*Data for the task*.
****

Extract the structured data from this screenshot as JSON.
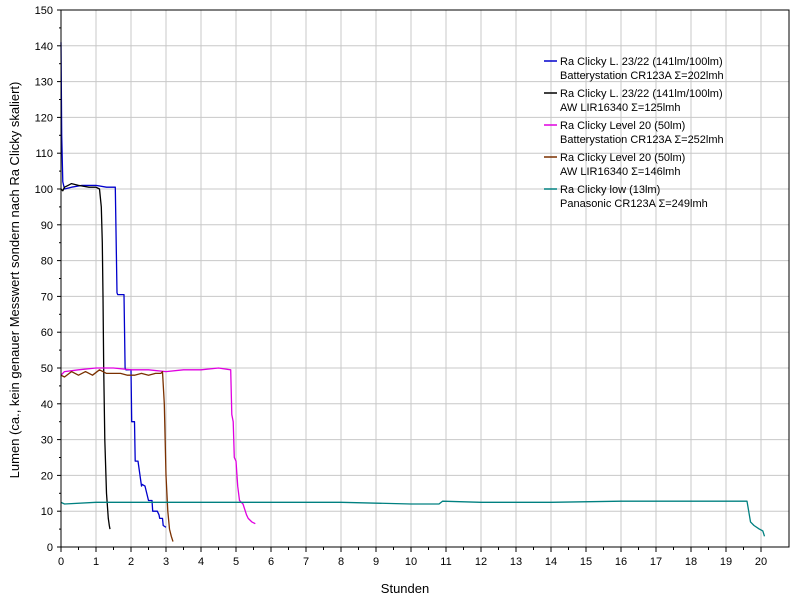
{
  "chart_data": {
    "type": "line",
    "title": "",
    "xlabel": "Stunden",
    "ylabel": "Lumen (ca., kein genauer Messwert sondern nach Ra Clicky skaliert)",
    "xlim": [
      0,
      20.8
    ],
    "ylim": [
      0,
      150
    ],
    "x_ticks": [
      "0",
      "1",
      "2",
      "3",
      "4",
      "5",
      "6",
      "7",
      "8",
      "9",
      "10",
      "11",
      "12",
      "13",
      "14",
      "15",
      "16",
      "17",
      "18",
      "19",
      "20"
    ],
    "y_ticks": [
      "0",
      "10",
      "20",
      "30",
      "40",
      "50",
      "60",
      "70",
      "80",
      "90",
      "100",
      "110",
      "120",
      "130",
      "140",
      "150"
    ],
    "grid": true,
    "legend_position": "top-right",
    "series": [
      {
        "name": "Ra Clicky L. 23/22 (141lm/100lm)",
        "name2": "Batterystation CR123A  Σ=202lmh",
        "color": "#0000cc",
        "x": [
          0,
          0.02,
          0.05,
          0.1,
          0.3,
          0.6,
          1.0,
          1.3,
          1.55,
          1.6,
          1.62,
          1.8,
          1.83,
          1.85,
          2.0,
          2.02,
          2.1,
          2.12,
          2.2,
          2.3,
          2.32,
          2.4,
          2.5,
          2.6,
          2.62,
          2.75,
          2.8,
          2.82,
          2.9,
          2.92,
          3.0
        ],
        "y": [
          141,
          115,
          102,
          100,
          100.5,
          101,
          101,
          100.5,
          100.5,
          71,
          70.5,
          70.5,
          50,
          49.5,
          49.5,
          35,
          35,
          24,
          24,
          17,
          17.5,
          17,
          13,
          13,
          10,
          10,
          9,
          8,
          8,
          6,
          5.5
        ]
      },
      {
        "name": "Ra Clicky L. 23/22 (141lm/100lm)",
        "name2": "AW LIR16340  Σ=125lmh",
        "color": "#000000",
        "x": [
          0,
          0.05,
          0.1,
          0.2,
          0.3,
          0.5,
          0.8,
          1.0,
          1.1,
          1.15,
          1.18,
          1.2,
          1.22,
          1.25,
          1.3,
          1.35,
          1.38,
          1.4
        ],
        "y": [
          100,
          99.5,
          100.5,
          101,
          101.5,
          101,
          100.5,
          100.5,
          100,
          95,
          85,
          70,
          50,
          30,
          15,
          8,
          6,
          5
        ]
      },
      {
        "name": "Ra Clicky Level 20 (50lm)",
        "name2": "Batterystation CR123A  Σ=252lmh",
        "color": "#e000e0",
        "x": [
          0,
          0.1,
          0.5,
          1.0,
          1.5,
          2.0,
          2.5,
          3.0,
          3.5,
          4.0,
          4.5,
          4.85,
          4.88,
          4.92,
          4.95,
          5.0,
          5.05,
          5.1,
          5.2,
          5.3,
          5.35,
          5.45,
          5.55
        ],
        "y": [
          48,
          49,
          49.5,
          50,
          50,
          49.5,
          49.5,
          49,
          49.5,
          49.5,
          50,
          49.5,
          37,
          35,
          25,
          24,
          17,
          13,
          12,
          9,
          8,
          7,
          6.5
        ]
      },
      {
        "name": "Ra Clicky Level 20 (50lm)",
        "name2": "AW LIR16340  Σ=146lmh",
        "color": "#7a3000",
        "x": [
          0,
          0.1,
          0.3,
          0.5,
          0.7,
          0.9,
          1.1,
          1.3,
          1.5,
          1.7,
          1.9,
          2.1,
          2.3,
          2.5,
          2.7,
          2.85,
          2.9,
          2.95,
          3.0,
          3.05,
          3.1,
          3.15,
          3.2
        ],
        "y": [
          48,
          47.5,
          49,
          48,
          49,
          48,
          49.5,
          48.5,
          48.5,
          48.5,
          48,
          48,
          48.5,
          48,
          48.5,
          48.5,
          49,
          40,
          20,
          10,
          5,
          3,
          1.5
        ]
      },
      {
        "name": "Ra Clicky low (13lm)",
        "name2": "Panasonic CR123A  Σ=249lmh",
        "color": "#008080",
        "x": [
          0,
          0.1,
          1.0,
          2.0,
          4.0,
          6.0,
          8.0,
          10.0,
          10.8,
          10.9,
          12.0,
          14.0,
          16.0,
          18.0,
          19.0,
          19.6,
          19.65,
          19.7,
          19.8,
          19.95,
          20.05,
          20.1
        ],
        "y": [
          12.5,
          12,
          12.5,
          12.5,
          12.5,
          12.5,
          12.5,
          12,
          12,
          12.8,
          12.5,
          12.5,
          12.8,
          12.8,
          12.8,
          12.8,
          10,
          7,
          6,
          5,
          4.5,
          3
        ]
      }
    ]
  }
}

****

*Challenge*. Return the lines of the records that include the string "color".

*Exercise answer*.
        "color": "#0000cc",
        "color": "#000000",
        "color": "#e000e0",
        "color": "#7a3000",
        "color": "#008080",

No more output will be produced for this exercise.